■ **Given request**: Tally the lines that contain the string "表示生成氢气的质量" and give the number by itself.

+++ Data provided +++

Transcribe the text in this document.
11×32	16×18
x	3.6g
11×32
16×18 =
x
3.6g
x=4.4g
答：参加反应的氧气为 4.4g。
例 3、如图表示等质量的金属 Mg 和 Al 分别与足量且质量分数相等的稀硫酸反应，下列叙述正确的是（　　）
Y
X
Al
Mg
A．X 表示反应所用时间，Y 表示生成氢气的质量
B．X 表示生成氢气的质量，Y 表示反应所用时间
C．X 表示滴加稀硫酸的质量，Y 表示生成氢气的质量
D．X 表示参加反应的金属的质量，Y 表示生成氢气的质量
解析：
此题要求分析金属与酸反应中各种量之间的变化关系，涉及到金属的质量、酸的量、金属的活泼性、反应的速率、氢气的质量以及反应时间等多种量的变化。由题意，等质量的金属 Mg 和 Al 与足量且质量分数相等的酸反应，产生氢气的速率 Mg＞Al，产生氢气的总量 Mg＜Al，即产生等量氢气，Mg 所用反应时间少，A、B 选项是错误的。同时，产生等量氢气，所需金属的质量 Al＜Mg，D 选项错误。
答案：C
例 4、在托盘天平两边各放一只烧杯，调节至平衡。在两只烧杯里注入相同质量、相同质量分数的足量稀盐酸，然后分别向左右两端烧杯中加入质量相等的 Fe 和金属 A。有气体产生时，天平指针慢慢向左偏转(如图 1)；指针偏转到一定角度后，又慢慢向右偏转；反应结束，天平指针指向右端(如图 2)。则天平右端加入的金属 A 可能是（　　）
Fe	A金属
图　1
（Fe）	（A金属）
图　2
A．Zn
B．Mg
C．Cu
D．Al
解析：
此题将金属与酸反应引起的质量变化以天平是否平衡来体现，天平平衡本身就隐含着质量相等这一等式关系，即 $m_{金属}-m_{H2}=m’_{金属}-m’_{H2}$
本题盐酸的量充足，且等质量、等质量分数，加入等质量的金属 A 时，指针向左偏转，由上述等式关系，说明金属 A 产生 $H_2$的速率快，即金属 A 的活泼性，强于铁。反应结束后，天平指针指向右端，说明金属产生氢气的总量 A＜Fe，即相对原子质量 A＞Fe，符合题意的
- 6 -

+++
+++ Data provided +++

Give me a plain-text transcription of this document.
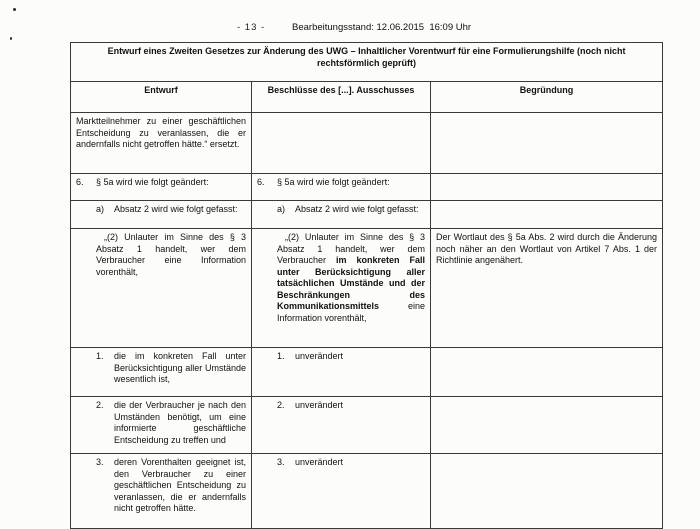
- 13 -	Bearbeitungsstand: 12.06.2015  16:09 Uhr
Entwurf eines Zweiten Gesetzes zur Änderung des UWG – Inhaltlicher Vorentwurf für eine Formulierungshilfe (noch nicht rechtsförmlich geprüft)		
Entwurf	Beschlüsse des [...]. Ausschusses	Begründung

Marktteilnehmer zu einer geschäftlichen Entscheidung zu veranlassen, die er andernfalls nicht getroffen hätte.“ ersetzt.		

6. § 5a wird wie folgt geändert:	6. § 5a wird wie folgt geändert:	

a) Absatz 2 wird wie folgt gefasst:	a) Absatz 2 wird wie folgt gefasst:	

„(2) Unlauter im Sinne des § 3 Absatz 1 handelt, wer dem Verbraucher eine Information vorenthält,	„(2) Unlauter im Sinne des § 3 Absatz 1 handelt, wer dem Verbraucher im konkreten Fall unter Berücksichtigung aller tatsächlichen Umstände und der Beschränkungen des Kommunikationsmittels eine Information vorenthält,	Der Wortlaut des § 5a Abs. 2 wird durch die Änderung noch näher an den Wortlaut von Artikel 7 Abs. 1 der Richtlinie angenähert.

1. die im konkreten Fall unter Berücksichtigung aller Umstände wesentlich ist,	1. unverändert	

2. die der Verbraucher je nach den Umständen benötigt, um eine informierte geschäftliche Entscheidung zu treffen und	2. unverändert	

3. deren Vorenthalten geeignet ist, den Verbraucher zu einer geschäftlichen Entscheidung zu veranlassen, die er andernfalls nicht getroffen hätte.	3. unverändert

+++

■ **Response to this exercise**: 4